(Dataset entries on figures)
========================================
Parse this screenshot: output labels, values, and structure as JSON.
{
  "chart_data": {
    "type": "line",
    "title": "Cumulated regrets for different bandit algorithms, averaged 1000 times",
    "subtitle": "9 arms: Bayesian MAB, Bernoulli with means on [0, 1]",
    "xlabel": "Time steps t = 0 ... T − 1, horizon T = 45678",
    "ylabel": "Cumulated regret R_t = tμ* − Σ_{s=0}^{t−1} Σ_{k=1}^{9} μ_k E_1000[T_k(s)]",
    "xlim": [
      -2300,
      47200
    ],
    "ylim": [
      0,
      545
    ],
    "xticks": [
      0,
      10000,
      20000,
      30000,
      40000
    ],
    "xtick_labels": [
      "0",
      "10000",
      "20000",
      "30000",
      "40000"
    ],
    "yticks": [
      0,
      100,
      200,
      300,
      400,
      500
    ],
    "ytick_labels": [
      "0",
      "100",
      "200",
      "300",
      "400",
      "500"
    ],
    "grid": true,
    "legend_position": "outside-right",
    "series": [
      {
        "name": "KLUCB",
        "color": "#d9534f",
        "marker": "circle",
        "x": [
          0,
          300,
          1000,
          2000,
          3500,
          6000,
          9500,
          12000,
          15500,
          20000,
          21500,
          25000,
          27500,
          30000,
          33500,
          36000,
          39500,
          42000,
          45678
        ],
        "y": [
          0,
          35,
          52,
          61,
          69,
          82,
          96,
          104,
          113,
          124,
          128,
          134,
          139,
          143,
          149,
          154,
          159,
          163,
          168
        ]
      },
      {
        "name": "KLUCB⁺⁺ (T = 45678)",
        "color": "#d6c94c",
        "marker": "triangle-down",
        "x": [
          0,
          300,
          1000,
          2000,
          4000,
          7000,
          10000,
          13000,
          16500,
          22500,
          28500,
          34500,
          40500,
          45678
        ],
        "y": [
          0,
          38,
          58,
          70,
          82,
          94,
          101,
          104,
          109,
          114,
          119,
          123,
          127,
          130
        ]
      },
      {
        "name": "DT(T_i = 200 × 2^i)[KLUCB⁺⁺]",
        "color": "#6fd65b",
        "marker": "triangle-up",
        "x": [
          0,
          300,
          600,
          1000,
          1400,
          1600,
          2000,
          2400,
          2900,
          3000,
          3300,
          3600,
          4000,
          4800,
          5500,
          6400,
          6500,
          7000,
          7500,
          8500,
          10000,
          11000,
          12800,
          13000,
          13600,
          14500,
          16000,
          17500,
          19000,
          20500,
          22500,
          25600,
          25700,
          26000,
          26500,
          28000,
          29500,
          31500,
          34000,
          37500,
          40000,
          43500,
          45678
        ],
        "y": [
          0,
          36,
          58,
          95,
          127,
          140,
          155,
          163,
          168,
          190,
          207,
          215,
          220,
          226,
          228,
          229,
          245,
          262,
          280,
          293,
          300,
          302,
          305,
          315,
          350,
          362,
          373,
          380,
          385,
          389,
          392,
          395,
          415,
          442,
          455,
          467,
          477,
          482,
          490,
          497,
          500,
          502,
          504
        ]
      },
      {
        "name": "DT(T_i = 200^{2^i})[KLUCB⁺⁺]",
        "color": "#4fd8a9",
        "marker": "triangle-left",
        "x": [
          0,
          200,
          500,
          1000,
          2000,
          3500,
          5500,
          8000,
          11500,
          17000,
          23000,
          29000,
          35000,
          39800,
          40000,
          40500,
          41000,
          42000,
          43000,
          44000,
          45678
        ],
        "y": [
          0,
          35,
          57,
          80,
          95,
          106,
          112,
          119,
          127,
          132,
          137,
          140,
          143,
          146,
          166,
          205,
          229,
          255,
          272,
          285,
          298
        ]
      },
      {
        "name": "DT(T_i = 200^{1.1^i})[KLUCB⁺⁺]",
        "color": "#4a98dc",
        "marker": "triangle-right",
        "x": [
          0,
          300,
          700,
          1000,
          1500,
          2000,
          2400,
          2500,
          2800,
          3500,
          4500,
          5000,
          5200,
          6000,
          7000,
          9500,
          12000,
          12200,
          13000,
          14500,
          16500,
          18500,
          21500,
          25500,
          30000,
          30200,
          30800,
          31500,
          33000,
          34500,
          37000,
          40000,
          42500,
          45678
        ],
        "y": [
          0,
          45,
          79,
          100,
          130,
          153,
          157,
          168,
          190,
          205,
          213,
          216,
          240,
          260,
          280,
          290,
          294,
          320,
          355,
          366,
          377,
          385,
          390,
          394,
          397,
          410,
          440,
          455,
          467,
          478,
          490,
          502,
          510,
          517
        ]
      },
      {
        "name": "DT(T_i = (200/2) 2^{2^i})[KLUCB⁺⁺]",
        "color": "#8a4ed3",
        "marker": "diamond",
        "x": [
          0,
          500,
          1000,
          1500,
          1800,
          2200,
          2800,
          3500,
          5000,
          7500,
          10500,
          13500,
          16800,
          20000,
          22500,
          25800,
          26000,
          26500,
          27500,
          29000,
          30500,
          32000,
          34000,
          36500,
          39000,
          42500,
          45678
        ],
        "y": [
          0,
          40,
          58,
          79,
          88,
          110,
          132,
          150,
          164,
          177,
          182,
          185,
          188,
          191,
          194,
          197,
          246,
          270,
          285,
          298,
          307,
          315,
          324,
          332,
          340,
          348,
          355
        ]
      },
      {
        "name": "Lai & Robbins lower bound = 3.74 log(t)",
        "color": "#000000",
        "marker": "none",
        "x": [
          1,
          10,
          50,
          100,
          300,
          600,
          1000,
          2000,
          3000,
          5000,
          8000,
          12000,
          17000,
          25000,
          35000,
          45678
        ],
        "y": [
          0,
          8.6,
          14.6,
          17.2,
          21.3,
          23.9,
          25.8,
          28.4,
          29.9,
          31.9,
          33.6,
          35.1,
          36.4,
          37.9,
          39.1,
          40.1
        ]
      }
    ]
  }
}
========================================
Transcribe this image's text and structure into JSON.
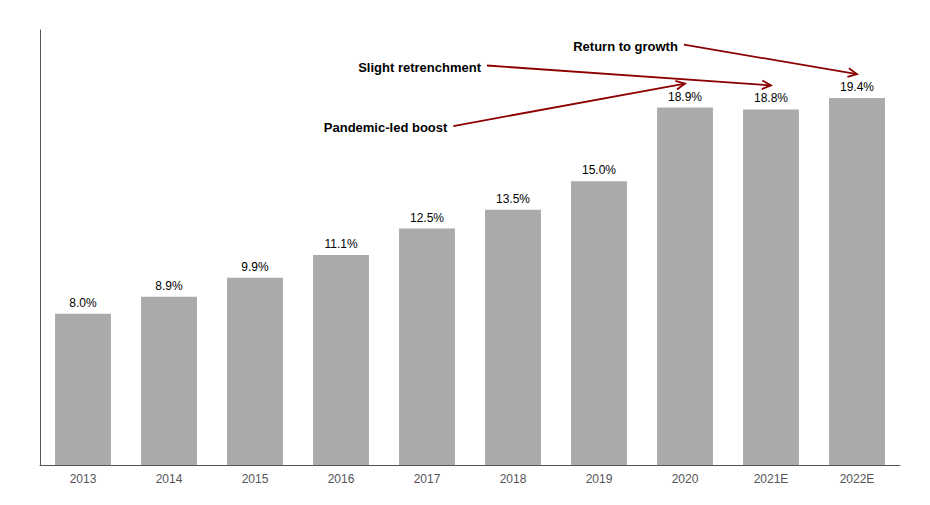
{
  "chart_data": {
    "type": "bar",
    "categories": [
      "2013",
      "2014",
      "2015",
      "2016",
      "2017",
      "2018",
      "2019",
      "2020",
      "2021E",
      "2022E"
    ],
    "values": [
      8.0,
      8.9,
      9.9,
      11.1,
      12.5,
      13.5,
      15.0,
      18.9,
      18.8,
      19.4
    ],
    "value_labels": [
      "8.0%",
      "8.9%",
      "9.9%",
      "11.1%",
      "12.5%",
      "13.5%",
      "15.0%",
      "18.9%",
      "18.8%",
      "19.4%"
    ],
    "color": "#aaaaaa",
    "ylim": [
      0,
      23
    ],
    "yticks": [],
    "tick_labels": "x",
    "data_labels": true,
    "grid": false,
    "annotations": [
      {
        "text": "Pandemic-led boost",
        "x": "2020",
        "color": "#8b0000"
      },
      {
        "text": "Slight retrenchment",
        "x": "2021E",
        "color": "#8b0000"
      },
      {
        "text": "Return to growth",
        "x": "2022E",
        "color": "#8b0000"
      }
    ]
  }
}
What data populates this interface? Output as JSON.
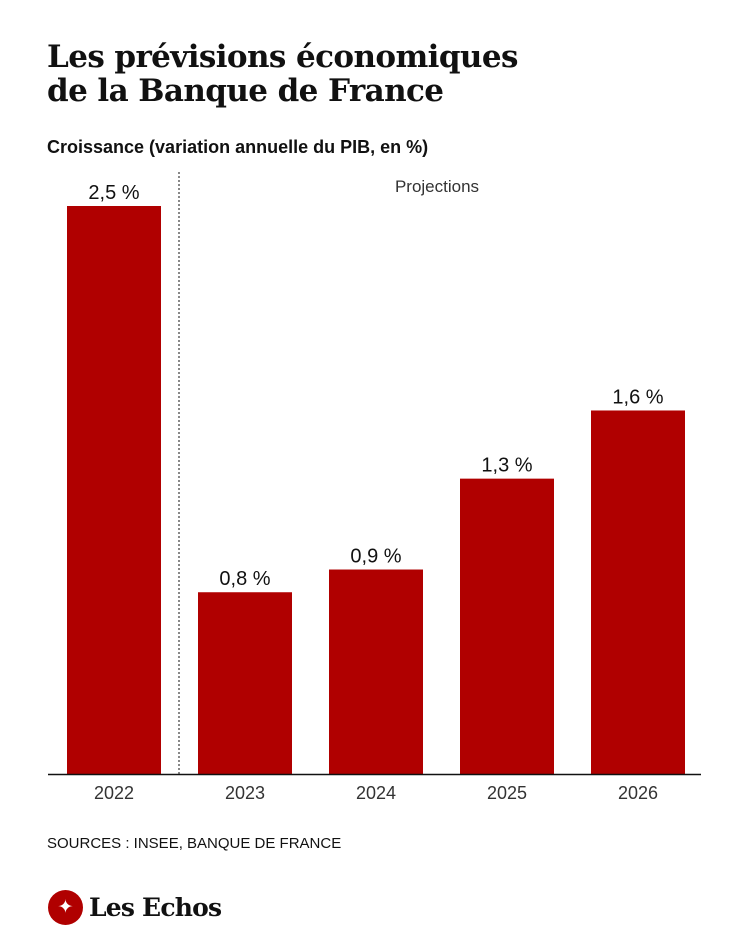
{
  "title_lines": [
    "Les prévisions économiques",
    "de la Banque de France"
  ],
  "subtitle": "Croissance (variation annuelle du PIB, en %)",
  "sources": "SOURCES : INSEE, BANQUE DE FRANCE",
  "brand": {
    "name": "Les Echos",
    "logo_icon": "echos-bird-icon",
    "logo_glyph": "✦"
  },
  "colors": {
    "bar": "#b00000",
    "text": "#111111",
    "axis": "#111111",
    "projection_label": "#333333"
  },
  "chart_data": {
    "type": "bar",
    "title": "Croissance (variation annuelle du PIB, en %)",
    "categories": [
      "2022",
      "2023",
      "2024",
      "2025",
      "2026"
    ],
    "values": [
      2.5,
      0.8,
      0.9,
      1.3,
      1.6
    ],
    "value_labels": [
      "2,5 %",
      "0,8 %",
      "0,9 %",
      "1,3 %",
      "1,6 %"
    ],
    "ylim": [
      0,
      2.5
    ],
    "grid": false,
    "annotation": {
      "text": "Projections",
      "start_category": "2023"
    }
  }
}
========================================
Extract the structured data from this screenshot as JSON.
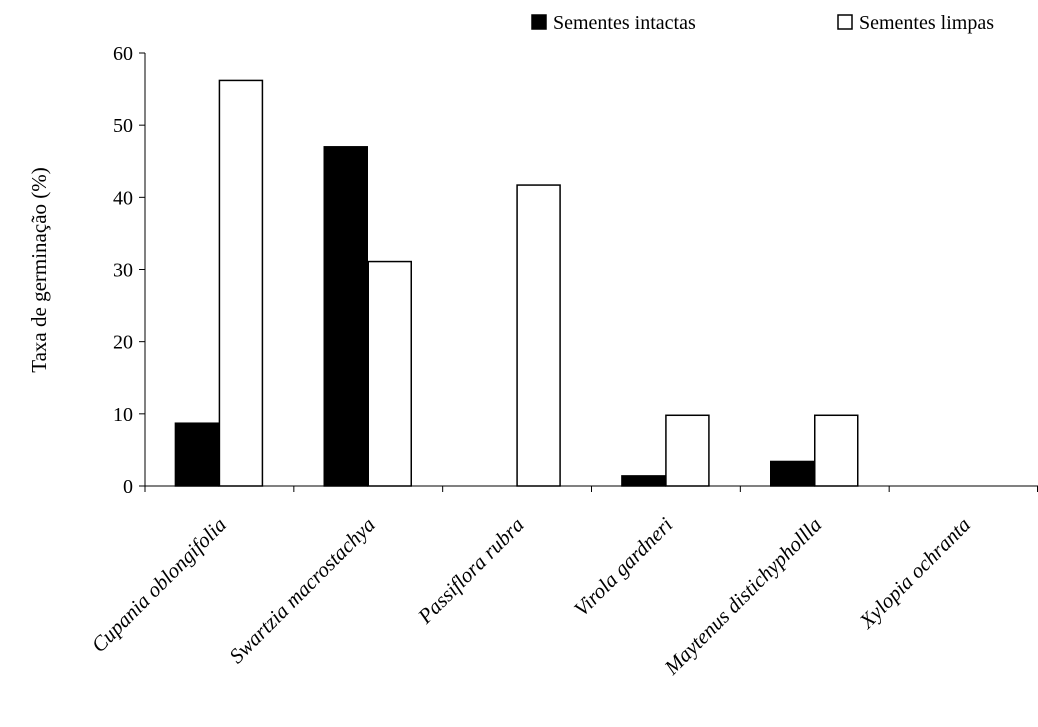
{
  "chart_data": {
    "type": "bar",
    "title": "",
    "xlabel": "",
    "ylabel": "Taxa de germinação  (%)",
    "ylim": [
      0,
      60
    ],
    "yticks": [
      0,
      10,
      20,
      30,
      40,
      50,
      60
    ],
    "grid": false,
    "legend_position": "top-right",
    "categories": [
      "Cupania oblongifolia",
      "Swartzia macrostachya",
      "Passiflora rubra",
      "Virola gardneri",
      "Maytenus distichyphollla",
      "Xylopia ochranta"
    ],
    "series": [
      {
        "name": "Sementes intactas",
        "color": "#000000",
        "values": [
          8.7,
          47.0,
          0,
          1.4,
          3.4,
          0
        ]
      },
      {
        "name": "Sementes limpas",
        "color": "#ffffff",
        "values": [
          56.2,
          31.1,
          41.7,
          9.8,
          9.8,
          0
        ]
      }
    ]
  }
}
========================================
Return all the lines that contain the string "ylabel".

RESPONSE FOR THIS EXERCISE
    "ylabel": "Cumulated regret R_t = tμ* − Σ_{s=0}^{t−1} Σ_{k=1}^{9} μ_k E_1000[T_k(s)]",
    "ylabel": "Taxa de germinação  (%)",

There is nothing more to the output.